-- Begin --

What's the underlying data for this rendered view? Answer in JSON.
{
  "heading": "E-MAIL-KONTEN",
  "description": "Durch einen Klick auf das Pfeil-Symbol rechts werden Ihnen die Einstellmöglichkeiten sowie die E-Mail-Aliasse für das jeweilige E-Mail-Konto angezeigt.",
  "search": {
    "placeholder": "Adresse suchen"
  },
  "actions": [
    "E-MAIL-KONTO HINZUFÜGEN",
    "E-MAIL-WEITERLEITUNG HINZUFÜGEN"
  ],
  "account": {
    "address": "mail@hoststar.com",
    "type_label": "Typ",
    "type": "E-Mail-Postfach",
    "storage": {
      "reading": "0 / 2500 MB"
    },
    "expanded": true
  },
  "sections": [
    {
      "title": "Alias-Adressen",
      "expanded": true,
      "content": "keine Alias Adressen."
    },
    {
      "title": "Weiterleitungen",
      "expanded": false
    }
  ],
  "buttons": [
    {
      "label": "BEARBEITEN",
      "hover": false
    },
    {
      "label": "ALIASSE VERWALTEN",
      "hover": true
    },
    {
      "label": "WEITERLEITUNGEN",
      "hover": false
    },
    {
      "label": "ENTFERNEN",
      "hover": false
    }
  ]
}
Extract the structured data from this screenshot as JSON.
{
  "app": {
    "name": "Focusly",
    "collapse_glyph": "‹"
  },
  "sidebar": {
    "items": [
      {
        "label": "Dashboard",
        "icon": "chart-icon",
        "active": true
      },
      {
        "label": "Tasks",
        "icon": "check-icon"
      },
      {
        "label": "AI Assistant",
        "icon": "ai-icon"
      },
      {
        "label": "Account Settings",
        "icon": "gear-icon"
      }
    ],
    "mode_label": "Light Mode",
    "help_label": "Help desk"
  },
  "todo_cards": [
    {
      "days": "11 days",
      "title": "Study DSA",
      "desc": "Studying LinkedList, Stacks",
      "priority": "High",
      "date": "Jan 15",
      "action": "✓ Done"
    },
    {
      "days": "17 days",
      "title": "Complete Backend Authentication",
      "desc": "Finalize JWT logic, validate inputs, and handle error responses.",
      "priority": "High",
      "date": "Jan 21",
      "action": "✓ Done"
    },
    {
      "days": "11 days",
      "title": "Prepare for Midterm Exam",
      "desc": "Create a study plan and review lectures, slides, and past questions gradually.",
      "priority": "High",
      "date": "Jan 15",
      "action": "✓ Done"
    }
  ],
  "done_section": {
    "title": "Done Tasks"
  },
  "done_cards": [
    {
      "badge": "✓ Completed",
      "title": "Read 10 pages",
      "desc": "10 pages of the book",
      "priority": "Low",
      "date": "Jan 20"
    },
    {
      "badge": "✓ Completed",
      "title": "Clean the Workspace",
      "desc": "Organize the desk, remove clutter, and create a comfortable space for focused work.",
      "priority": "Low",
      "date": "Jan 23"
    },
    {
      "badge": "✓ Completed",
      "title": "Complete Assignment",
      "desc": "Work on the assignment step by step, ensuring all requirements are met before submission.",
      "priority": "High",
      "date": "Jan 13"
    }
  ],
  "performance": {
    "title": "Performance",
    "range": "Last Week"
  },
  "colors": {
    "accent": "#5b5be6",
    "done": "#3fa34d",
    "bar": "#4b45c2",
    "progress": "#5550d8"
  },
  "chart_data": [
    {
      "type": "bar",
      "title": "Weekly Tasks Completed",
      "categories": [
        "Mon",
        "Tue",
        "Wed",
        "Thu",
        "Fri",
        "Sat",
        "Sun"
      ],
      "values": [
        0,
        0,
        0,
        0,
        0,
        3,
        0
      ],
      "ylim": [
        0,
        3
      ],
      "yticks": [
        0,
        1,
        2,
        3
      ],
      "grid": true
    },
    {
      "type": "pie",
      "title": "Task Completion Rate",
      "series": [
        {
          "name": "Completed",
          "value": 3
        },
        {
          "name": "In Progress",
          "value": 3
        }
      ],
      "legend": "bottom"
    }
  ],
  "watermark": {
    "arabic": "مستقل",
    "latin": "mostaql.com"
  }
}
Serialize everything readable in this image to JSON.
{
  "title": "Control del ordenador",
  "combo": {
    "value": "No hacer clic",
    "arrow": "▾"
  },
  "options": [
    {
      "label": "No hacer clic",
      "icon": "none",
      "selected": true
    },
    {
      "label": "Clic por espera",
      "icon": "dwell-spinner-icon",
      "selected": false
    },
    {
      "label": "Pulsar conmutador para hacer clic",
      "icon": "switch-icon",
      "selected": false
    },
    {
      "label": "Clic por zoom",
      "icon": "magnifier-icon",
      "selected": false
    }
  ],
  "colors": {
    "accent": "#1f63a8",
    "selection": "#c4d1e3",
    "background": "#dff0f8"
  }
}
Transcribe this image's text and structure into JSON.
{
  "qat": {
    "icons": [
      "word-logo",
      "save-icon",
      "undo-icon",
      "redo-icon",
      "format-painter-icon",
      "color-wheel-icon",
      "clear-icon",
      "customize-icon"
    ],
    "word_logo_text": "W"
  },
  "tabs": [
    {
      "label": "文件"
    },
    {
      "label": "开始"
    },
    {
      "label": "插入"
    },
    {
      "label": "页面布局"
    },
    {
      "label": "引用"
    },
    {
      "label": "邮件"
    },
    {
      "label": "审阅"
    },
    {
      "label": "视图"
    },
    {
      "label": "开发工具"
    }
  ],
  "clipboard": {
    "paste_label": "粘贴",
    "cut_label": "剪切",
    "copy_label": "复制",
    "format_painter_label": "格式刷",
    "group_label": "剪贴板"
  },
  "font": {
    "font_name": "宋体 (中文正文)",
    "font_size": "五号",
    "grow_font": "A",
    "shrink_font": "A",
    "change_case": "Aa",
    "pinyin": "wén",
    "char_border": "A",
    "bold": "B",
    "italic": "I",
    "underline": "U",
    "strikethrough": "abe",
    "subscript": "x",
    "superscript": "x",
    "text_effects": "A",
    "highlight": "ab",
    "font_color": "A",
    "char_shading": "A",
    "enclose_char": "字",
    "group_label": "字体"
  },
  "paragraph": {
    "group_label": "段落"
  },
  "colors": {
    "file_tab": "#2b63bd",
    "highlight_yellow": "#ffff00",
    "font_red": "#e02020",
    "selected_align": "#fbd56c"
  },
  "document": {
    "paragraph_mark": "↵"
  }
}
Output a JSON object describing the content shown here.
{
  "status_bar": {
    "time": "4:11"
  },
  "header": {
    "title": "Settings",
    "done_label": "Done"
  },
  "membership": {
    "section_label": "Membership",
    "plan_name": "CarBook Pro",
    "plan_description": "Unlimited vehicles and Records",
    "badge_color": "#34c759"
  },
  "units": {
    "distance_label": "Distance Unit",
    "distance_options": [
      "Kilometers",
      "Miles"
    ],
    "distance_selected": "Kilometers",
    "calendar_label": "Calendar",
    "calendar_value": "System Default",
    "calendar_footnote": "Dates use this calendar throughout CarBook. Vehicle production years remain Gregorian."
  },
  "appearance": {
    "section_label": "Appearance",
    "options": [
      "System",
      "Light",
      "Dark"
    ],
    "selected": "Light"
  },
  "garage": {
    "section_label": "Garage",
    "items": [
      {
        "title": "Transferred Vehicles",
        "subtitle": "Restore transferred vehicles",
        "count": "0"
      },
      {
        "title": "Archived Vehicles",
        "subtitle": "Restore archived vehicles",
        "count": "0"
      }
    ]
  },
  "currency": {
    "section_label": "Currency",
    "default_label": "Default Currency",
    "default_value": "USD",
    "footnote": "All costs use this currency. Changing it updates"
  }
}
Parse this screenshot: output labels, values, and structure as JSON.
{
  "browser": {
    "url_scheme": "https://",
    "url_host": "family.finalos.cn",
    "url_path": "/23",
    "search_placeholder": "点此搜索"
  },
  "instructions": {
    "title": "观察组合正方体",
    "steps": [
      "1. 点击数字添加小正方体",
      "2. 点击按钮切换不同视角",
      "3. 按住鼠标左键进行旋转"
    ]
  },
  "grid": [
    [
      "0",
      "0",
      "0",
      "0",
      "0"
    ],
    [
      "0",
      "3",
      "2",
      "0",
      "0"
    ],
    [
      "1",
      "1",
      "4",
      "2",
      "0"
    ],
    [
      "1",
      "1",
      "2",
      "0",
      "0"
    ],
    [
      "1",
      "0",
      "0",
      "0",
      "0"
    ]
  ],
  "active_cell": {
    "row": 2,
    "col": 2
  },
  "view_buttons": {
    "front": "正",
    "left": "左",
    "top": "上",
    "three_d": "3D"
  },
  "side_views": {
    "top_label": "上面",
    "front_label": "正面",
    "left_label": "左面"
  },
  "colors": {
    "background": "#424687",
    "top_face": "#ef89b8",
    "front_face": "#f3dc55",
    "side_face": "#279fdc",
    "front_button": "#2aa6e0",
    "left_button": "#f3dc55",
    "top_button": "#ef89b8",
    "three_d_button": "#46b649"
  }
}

-- End --

• _Stated goal_: Filter the records above for "System" and copy every matching line.

• _Solution to the problem_:
    "calendar_value": "System Default",
      "System",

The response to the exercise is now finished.